Written problem -> Produce an exact copy of all the data below, dropping every image.

START Extracted records

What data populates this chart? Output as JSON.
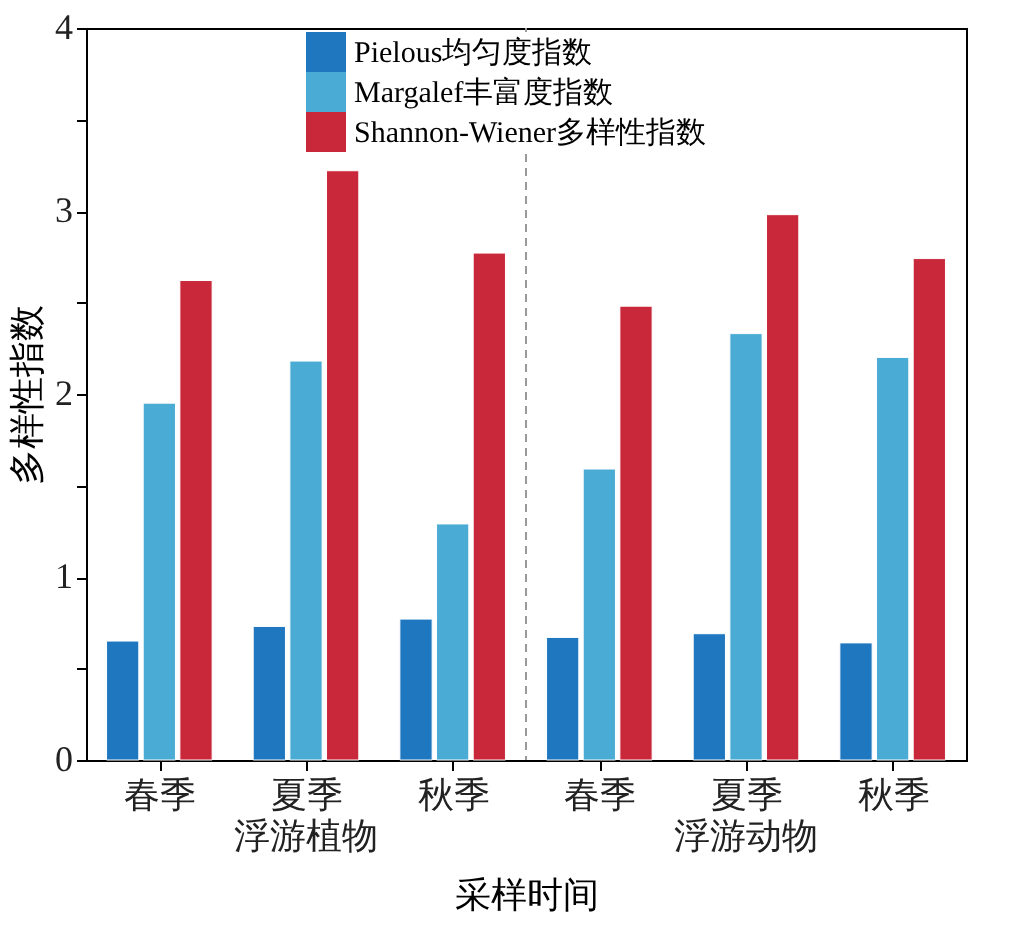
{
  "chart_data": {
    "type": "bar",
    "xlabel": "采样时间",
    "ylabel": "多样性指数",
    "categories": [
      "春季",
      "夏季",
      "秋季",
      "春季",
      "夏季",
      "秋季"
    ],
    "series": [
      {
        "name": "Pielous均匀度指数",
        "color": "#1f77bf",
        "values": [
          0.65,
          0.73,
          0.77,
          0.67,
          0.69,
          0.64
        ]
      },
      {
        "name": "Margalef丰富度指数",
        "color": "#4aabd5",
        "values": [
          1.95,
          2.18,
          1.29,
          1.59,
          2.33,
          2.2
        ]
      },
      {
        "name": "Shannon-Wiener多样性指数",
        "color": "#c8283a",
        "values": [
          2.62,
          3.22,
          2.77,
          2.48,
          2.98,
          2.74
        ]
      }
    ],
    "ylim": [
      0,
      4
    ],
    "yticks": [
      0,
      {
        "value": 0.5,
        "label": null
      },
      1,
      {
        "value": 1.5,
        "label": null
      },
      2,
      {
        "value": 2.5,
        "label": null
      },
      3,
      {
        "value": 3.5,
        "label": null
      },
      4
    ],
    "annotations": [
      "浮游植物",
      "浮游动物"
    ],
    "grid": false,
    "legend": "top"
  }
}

END Extracted records

Exercise solution ->
What data populates this chart? Output as JSON.
{
  "chart_data": {
    "type": "bar",
    "xlabel": "采样时间",
    "ylabel": "多样性指数",
    "categories": [
      "春季",
      "夏季",
      "秋季",
      "春季",
      "夏季",
      "秋季"
    ],
    "series": [
      {
        "name": "Pielous均匀度指数",
        "color": "#1f77bf",
        "values": [
          0.65,
          0.73,
          0.77,
          0.67,
          0.69,
          0.64
        ]
      },
      {
        "name": "Margalef丰富度指数",
        "color": "#4aabd5",
        "values": [
          1.95,
          2.18,
          1.29,
          1.59,
          2.33,
          2.2
        ]
      },
      {
        "name": "Shannon-Wiener多样性指数",
        "color": "#c8283a",
        "values": [
          2.62,
          3.22,
          2.77,
          2.48,
          2.98,
          2.74
        ]
      }
    ],
    "ylim": [
      0,
      4
    ],
    "yticks": [
      0,
      {
        "value": 0.5,
        "label": null
      },
      1,
      {
        "value": 1.5,
        "label": null
      },
      2,
      {
        "value": 2.5,
        "label": null
      },
      3,
      {
        "value": 3.5,
        "label": null
      },
      4
    ],
    "annotations": [
      "浮游植物",
      "浮游动物"
    ],
    "grid": false,
    "legend": "top"
  }
}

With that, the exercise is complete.